Given passage
════════════════

Aldo Haïk (born 17 April 1952) is a French chess International Master (IM) (1977), two-times French Chess Championship winner (1972, 1983), Chess Olympiad individual gold medal winner (1972), World Team Chess Championship individual bronze medal winner (1985).

Biography
In the 1970s and 1980s Aldo Haïk was one of the leading French chess players. He twice winning gold medal in French Chess Championship: in 1972 in Rosny-sous-Bois and in 1983 in Belfort. In 1977, he was awarded the FIDE International Master (IM) title. In 1985, he was the first French player to earn a chess grandmaster norm. Aldo Haïk has successfully participated in international chess tournaments where he has won or shared 1st place: Berga (1976), Stara Zagora (1977), London (1978, 1979), Bagneux (1981), Metz (1995).

Aldo Haïk played for France in the Chess Olympiads:
 In 1972, at second reserve board in the 20th Chess Olympiad in Skopje (+11, =0, -1) and won individual gold medal,
 In 1978, at first board in the 23rd Chess Olympiad in Buenos Aires (+4, =4, -5),
 In 1980, at first board in the 24th Chess Olympiad in La Valletta (+5, =5, -3),
 In 1982, at first board in the 25th Chess Olympiad in Lucerne (+4, =2, -6),
 In 1984, at second board in the 26th Chess Olympiad in Thessaloniki (+4, =3, -5),
 In 1986, at second board in the 27th Chess Olympiad in Dubai (+4, =5, -2),
 In 1988, at first reserve board in the 28th Chess Olympiad in Thessaloniki (+5, =2, -2).

Aldo Haïk played for France in the World Team Chess Championship:
 In 1985, at third board in the 1st World Team Chess Championship in Lucerne (+5, =3, -1) and won individual bronze medal.

Aldo Haïk played for France in the European Team Chess Championship:
 In 1989, at sixth board in the 9th European Team Chess Championship in Haifa (+1, =1, -2).

════════════════

Given material
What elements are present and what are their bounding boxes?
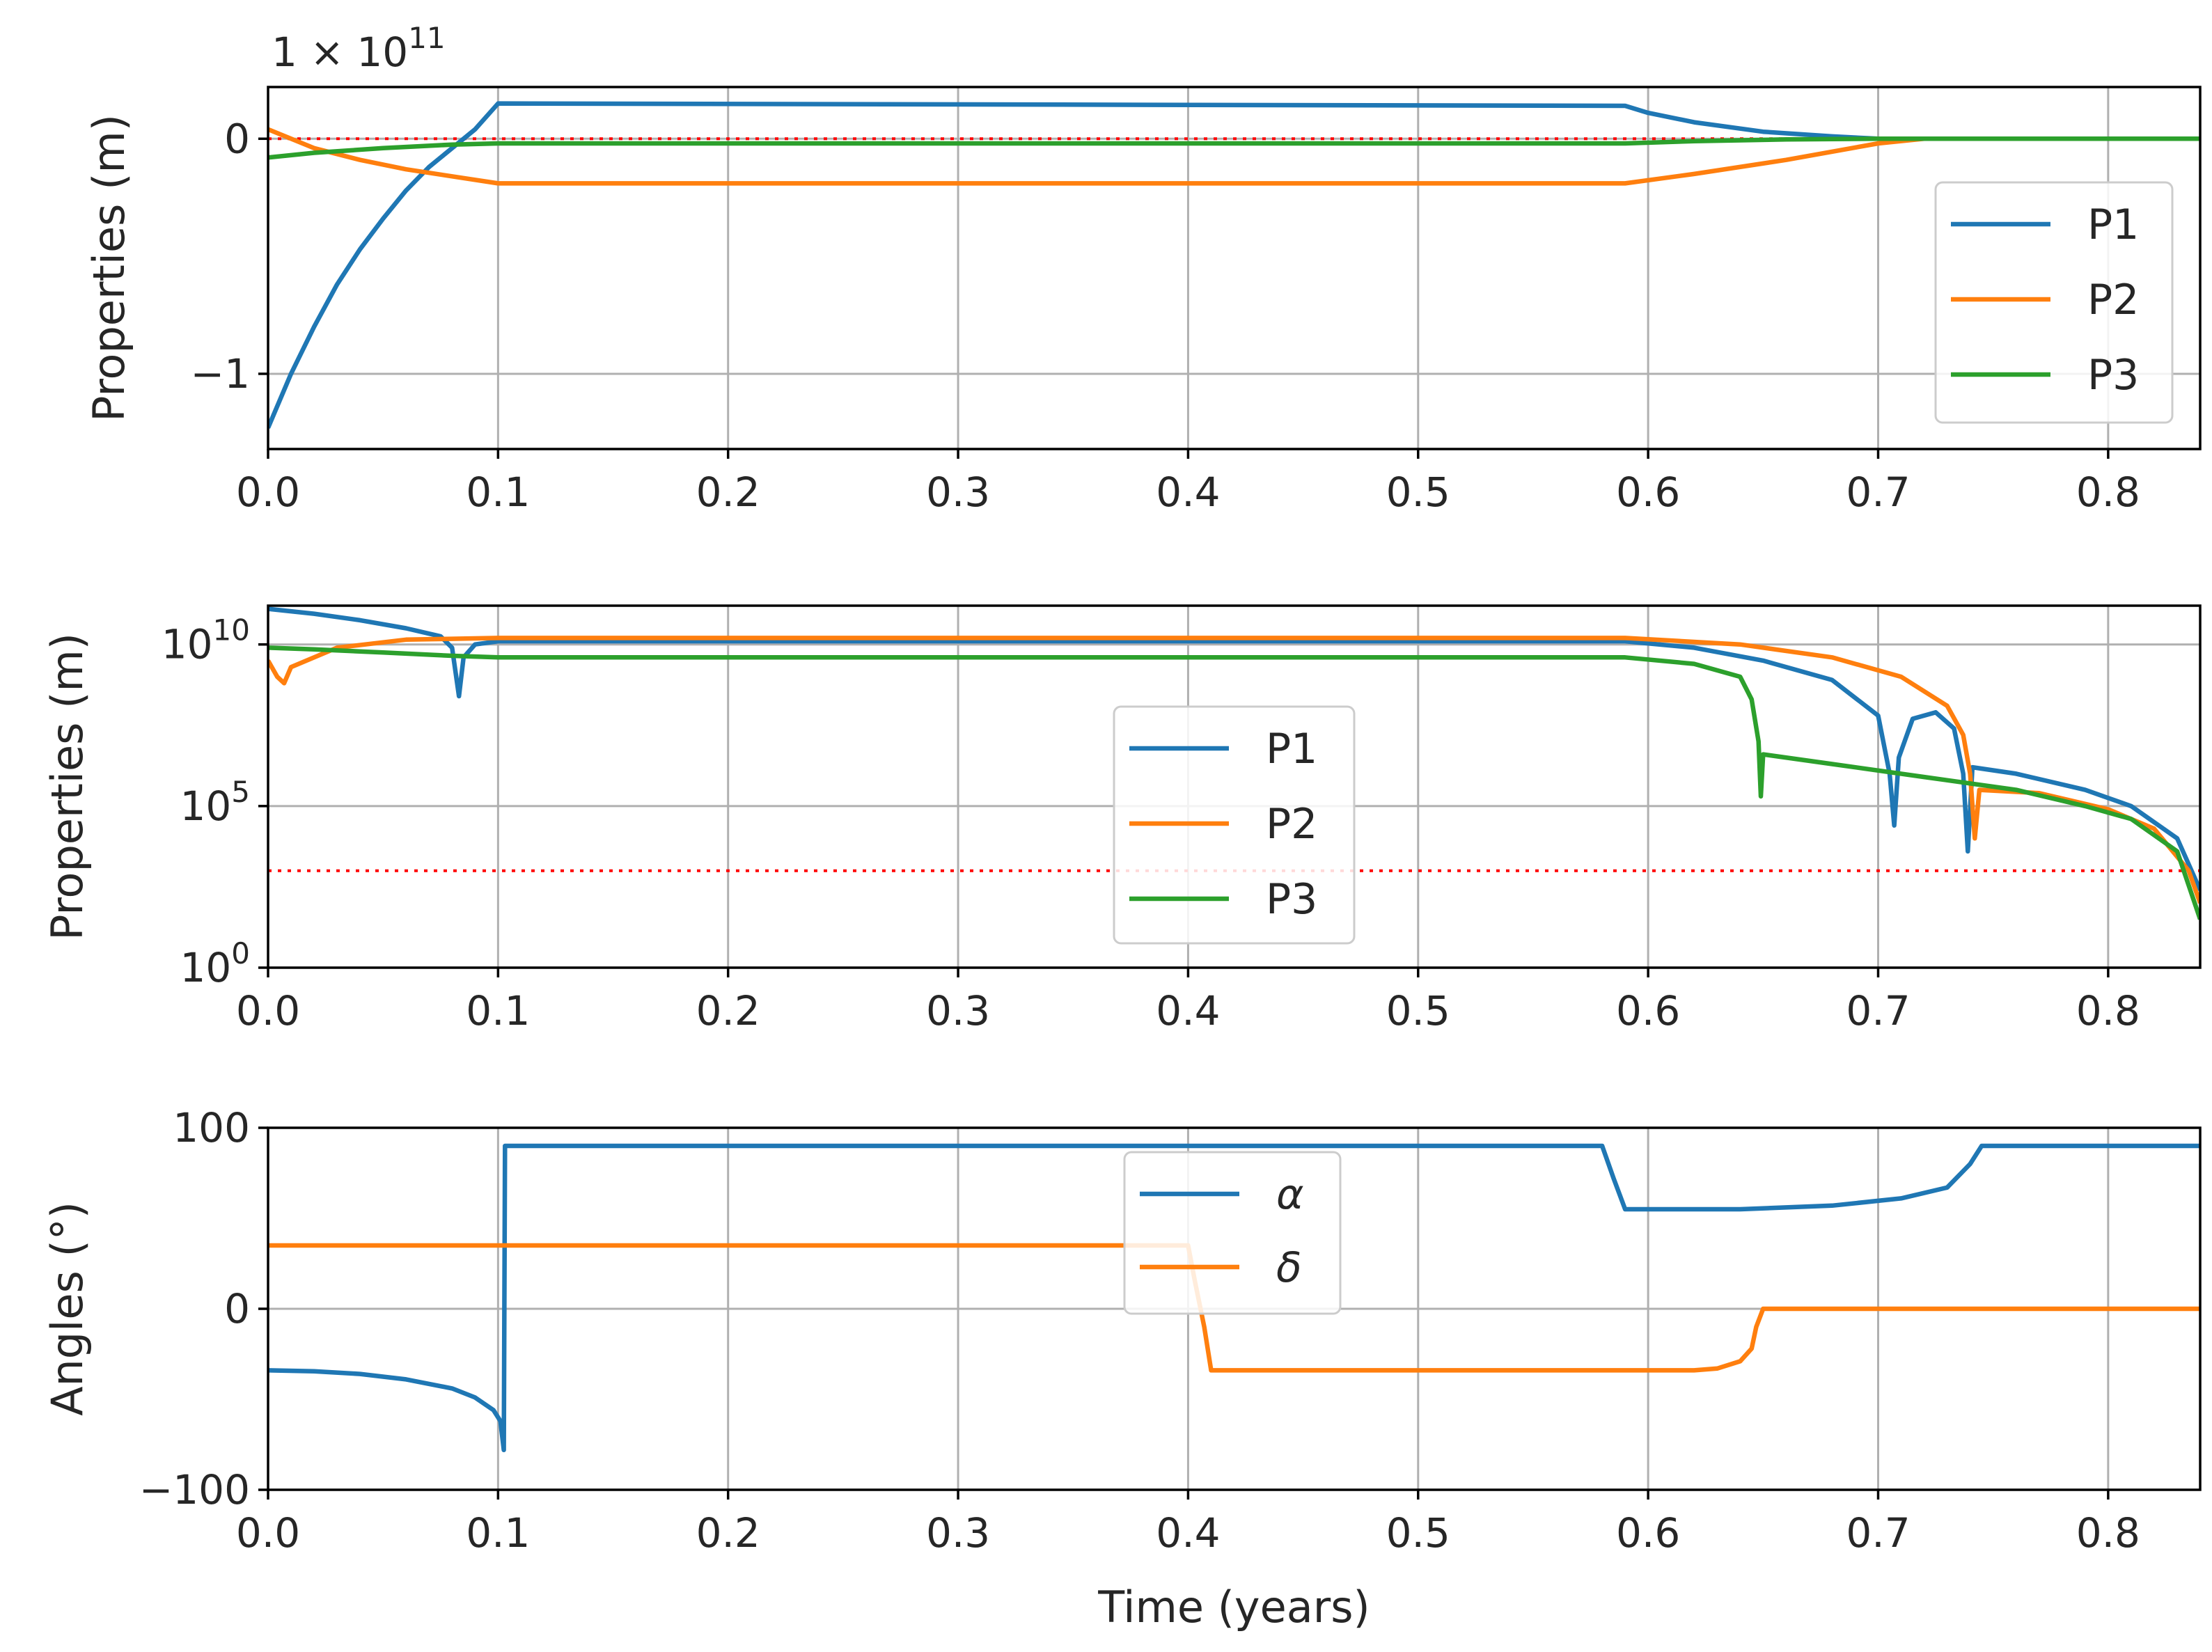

════════════════

Stated exercise
Answer these from the chess biography above:
1. In what city did Aldo Haïk win the French Chess Championship in 1983?
2. Where was the 1st World Team Chess Championship held?
3. At which board did he play in the 9th European Team Chess Championship?
The listing isn't needed for this.

Solution for this exercise
1. Belfort
2. Lucerne
3. Sixth board